[DATA LISTING]:

_ _ _ _

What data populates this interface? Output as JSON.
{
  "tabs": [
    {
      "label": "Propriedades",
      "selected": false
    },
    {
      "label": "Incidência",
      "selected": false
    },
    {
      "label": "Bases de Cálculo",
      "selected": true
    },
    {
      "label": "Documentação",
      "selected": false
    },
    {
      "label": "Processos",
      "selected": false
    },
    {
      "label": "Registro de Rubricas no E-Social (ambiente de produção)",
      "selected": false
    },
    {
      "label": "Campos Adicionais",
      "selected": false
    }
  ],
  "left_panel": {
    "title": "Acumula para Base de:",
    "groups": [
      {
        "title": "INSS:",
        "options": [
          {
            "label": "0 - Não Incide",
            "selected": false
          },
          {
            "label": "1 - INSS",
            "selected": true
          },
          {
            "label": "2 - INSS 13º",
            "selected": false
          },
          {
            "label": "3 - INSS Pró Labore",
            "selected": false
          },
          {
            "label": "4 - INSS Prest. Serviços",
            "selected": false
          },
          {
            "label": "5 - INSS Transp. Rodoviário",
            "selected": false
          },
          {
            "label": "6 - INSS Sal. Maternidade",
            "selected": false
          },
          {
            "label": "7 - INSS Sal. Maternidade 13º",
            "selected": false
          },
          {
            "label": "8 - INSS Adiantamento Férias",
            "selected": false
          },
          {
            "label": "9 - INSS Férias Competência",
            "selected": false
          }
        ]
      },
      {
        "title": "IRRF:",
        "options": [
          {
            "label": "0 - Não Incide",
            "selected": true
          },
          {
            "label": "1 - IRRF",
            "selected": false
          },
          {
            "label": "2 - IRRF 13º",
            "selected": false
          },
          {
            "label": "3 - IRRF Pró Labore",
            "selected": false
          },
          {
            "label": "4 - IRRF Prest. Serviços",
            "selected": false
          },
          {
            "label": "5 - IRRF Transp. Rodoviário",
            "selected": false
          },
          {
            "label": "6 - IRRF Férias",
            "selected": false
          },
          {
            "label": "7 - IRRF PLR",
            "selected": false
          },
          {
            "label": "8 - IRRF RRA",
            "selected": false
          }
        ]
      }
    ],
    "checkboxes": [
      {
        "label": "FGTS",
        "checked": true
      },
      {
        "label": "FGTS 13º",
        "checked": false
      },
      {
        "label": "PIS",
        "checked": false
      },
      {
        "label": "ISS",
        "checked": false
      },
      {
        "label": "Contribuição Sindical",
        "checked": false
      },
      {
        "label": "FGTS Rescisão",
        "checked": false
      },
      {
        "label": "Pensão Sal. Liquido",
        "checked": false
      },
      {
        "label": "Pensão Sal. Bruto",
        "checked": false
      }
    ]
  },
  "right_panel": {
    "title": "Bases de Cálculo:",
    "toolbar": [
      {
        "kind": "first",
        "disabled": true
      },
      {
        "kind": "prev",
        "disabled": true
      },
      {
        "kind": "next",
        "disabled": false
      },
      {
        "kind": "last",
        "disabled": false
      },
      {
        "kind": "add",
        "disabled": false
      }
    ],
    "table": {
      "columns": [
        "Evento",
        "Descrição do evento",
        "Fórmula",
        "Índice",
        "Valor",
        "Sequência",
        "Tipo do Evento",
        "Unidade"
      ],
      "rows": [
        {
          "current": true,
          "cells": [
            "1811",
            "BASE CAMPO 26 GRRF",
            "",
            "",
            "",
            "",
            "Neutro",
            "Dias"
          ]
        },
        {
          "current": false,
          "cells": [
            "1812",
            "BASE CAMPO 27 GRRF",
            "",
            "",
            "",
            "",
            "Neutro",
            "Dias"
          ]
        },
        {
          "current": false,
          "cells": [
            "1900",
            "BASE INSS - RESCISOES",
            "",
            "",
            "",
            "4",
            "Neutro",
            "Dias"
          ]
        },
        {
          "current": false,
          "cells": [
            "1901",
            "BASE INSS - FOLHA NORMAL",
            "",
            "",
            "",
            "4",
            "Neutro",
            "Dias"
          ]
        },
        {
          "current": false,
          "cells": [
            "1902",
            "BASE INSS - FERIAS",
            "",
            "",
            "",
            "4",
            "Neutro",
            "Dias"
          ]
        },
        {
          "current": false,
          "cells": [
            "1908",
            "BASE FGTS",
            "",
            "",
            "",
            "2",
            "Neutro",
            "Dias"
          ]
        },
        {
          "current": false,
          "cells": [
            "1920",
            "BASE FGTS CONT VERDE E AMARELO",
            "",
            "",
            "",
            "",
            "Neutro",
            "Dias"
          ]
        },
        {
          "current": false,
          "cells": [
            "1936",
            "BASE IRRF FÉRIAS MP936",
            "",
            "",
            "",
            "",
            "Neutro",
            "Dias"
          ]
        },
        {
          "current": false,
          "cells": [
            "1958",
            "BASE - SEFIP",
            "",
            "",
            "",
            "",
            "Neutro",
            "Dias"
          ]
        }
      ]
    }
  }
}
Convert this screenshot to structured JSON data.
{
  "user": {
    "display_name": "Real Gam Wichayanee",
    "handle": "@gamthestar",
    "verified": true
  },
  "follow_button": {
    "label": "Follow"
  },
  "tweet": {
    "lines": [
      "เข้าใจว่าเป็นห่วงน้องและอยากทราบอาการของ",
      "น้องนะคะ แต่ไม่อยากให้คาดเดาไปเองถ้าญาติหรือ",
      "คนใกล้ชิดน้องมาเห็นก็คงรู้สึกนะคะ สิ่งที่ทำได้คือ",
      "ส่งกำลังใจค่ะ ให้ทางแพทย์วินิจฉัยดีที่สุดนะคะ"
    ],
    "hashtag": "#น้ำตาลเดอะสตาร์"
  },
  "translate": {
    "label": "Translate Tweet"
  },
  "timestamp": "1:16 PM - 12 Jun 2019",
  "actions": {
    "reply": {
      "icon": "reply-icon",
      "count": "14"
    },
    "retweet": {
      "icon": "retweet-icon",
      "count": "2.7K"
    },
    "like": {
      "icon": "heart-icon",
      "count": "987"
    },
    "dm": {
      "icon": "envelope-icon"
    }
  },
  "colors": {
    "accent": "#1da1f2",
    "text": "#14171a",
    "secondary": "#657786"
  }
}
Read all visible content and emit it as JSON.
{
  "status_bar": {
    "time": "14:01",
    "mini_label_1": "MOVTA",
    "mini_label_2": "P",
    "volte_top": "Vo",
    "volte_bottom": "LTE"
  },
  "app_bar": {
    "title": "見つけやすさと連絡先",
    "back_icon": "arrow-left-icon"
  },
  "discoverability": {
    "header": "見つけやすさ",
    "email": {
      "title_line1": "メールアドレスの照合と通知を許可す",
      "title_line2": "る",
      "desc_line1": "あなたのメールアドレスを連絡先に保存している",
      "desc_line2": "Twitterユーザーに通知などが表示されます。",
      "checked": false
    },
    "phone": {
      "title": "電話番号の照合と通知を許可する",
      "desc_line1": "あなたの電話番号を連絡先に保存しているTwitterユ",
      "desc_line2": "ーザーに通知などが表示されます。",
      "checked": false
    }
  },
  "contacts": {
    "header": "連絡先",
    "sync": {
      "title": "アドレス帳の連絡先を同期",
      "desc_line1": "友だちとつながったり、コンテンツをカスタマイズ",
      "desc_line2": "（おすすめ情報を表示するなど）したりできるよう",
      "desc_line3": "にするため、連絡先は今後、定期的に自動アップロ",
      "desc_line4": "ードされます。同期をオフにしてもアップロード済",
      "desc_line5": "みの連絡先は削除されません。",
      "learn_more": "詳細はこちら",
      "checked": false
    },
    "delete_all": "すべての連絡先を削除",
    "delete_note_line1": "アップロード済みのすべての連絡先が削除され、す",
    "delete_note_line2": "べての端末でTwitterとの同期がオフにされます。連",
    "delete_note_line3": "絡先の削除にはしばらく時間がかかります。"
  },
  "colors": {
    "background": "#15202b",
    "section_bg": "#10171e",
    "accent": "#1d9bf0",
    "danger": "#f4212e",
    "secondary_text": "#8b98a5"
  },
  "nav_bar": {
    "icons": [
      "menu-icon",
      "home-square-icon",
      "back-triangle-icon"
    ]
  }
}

_ _ _ _

[WHAT NEEDS TO BE DONE]:
Identify each line holding the string "Prest", and copy it out.

[ANSWER TO THIS EXERCISE]:
            "label": "4 - INSS Prest. Serviços",
            "label": "4 - IRRF Prest. Serviços",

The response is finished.